Task instructions:
Determine the number of lines that contain the word "Sensors", then state that number and nothing more.

Data rows:
-=-=-=-=-
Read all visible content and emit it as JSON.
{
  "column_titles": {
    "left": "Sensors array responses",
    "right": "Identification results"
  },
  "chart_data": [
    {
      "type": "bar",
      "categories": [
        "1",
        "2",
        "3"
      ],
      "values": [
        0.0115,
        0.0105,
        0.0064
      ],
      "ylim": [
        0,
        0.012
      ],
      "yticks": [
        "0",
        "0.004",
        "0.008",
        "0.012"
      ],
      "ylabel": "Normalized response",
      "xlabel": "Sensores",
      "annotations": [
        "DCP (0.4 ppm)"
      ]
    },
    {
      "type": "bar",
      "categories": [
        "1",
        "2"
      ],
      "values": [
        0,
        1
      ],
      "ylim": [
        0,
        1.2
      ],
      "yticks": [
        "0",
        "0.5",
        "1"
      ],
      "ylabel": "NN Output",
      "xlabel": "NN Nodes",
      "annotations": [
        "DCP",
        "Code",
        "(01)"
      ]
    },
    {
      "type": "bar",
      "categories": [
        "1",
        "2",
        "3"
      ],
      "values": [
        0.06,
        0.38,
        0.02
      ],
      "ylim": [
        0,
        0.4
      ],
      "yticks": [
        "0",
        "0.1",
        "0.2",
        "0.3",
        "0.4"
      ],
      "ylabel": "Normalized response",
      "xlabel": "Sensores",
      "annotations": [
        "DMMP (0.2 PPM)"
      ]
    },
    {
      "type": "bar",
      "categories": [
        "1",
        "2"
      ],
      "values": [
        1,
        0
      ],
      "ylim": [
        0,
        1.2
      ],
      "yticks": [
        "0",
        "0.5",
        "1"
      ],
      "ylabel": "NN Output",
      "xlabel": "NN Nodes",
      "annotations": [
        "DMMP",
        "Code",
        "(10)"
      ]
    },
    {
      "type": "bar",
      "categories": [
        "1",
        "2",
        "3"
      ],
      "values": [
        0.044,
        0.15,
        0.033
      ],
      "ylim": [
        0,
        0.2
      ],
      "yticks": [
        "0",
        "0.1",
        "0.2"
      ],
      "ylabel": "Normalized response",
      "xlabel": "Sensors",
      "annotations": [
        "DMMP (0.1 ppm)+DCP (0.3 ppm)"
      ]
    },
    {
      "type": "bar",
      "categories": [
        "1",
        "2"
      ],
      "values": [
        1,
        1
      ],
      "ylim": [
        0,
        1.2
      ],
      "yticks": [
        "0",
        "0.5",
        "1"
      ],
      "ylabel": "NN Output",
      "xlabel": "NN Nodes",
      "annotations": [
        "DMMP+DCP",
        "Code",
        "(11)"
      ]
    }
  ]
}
-=-=-=-=-
Result of this task:
2